Required task:
Work out how many lines of the records contain "Note". Answer with the number and nothing else.

▬▬▬▬▬▬▬▬▬▬

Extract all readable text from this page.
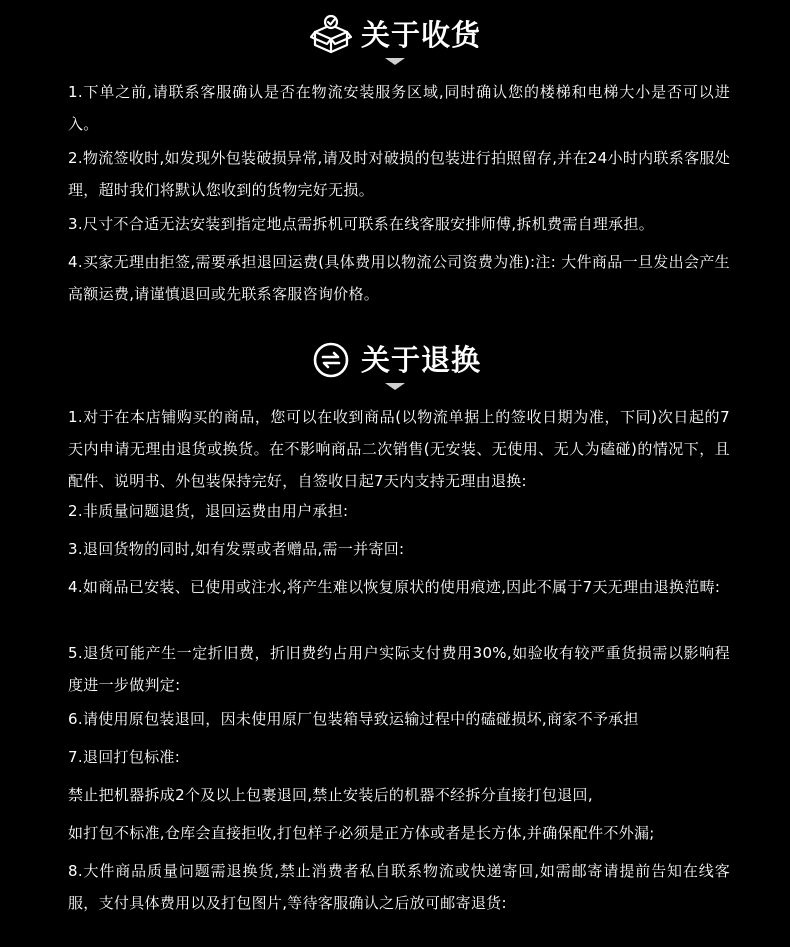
关于收货

1.下单之前,请联系客服确认是否在物流安装服务区域,同时确认您的楼梯和电梯大小是否可以进入。

2.物流签收时,如发现外包装破损异常,请及时对破损的包装进行拍照留存,并在24小时内联系客服处理，超时我们将默认您收到的货物完好无损。

3.尺寸不合适无法安装到指定地点需拆机可联系在线客服安排师傅,拆机费需自理承担。

4.买家无理由拒签,需要承担退回运费(具体费用以物流公司资费为准):注: 大件商品一旦发出会产生高额运费,请谨慎退回或先联系客服咨询价格。

关于退换

1.对于在本店铺购买的商品，您可以在收到商品(以物流单据上的签收日期为准，下同)次日起的7天内申请无理由退货或换货。在不影响商品二次销售(无安装、无使用、无人为磕碰)的情况下，且配件、说明书、外包装保持完好，自签收日起7天内支持无理由退换:

2.非质量问题退货，退回运费由用户承担:

3.退回货物的同时,如有发票或者赠品,需一并寄回:

4.如商品已安装、已使用或注水,将产生难以恢复原状的使用痕迹,因此不属于7天无理由退换范畴:

5.退货可能产生一定折旧费，折旧费约占用户实际支付费用30%,如验收有较严重货损需以影响程度进一步做判定:

6.请使用原包装退回，因未使用原厂包装箱导致运输过程中的磕碰损坏,商家不予承担

7.退回打包标准:

禁止把机器拆成2个及以上包裹退回,禁止安装后的机器不经拆分直接打包退回,

如打包不标准,仓库会直接拒收,打包样子必须是正方体或者是长方体,并确保配件不外漏;

8.大件商品质量问题需退换货,禁止消费者私自联系物流或快递寄回,如需邮寄请提前告知在线客服，支付具体费用以及打包图片,等待客服确认之后放可邮寄退货:
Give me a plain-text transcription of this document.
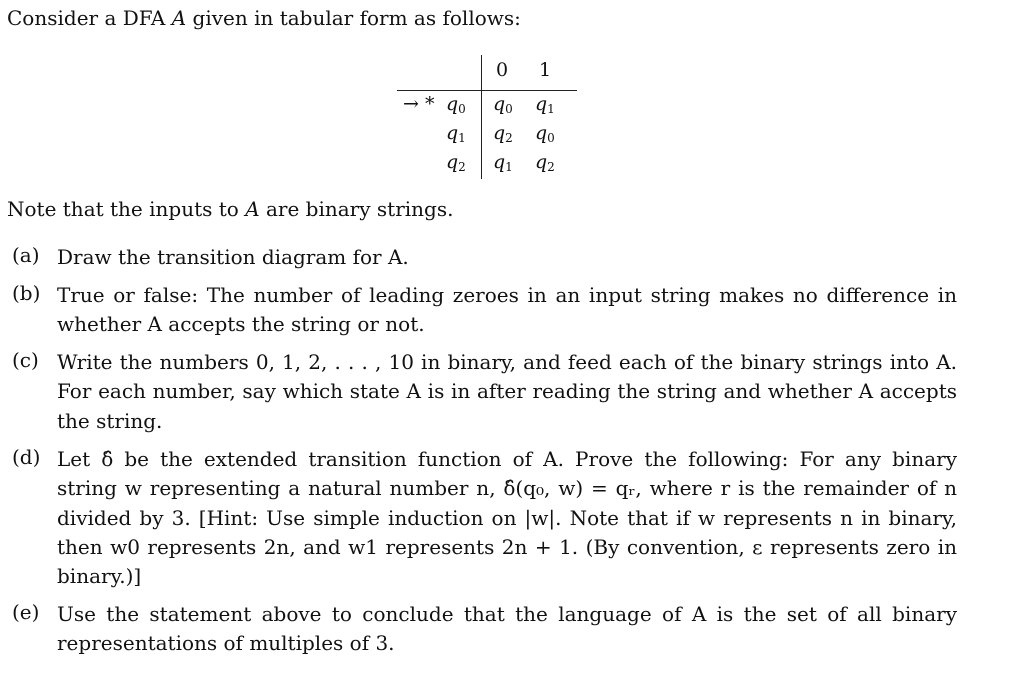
Consider a DFA A given in tabular form as follows:
0 1
→ * $q_0$ $q_0$ $q_1$
$q_1$ $q_2$ $q_0$
$q_2$ $q_1$ $q_2$
Note that the inputs to A are binary strings.
(a) Draw the transition diagram for A.
(b) True or false: The number of leading zeroes in an input string makes no difference in whether A accepts the string or not.
(c) Write the numbers 0, 1, 2, . . . , 10 in binary, and feed each of the binary strings into A. For each number, say which state A is in after reading the string and whether A accepts the string.
(d) Let δ̂ be the extended transition function of A. Prove the following: For any binary string w representing a natural number n, δ̂(q₀, w) = qᵣ, where r is the remainder of n divided by 3. [Hint: Use simple induction on |w|. Note that if w represents n in binary, then w0 represents 2n, and w1 represents 2n + 1. (By convention, ε represents zero in binary.)]
(e) Use the statement above to conclude that the language of A is the set of all binary representations of multiples of 3.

▬▬▬▬▬▬▬▬▬▬

Response for this exercise:
2